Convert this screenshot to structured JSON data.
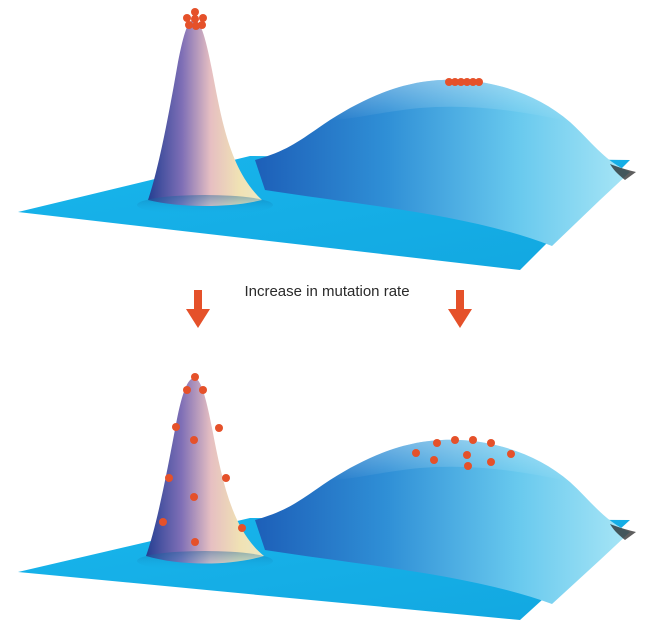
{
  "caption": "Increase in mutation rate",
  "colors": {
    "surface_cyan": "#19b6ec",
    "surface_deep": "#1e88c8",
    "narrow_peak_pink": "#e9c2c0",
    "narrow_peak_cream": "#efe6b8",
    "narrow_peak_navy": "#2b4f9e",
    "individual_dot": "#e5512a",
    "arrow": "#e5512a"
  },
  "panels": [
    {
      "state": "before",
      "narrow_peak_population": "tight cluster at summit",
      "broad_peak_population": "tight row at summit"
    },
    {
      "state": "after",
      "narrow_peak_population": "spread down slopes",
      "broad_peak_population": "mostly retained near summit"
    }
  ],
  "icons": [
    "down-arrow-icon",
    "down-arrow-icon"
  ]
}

→ **EXERCISE OBJECTIVE**: Can the entries above be repeated exactly, without their pictures?

→ **SOLUTION TO THE EXERCISE**:
Convert this screenshot to structured JSON data.
{
  "caption": "Increase in mutation rate",
  "colors": {
    "surface_cyan": "#19b6ec",
    "surface_deep": "#1e88c8",
    "narrow_peak_pink": "#e9c2c0",
    "narrow_peak_cream": "#efe6b8",
    "narrow_peak_navy": "#2b4f9e",
    "individual_dot": "#e5512a",
    "arrow": "#e5512a"
  },
  "panels": [
    {
      "state": "before",
      "narrow_peak_population": "tight cluster at summit",
      "broad_peak_population": "tight row at summit"
    },
    {
      "state": "after",
      "narrow_peak_population": "spread down slopes",
      "broad_peak_population": "mostly retained near summit"
    }
  ],
  "icons": [
    "down-arrow-icon",
    "down-arrow-icon"
  ]
}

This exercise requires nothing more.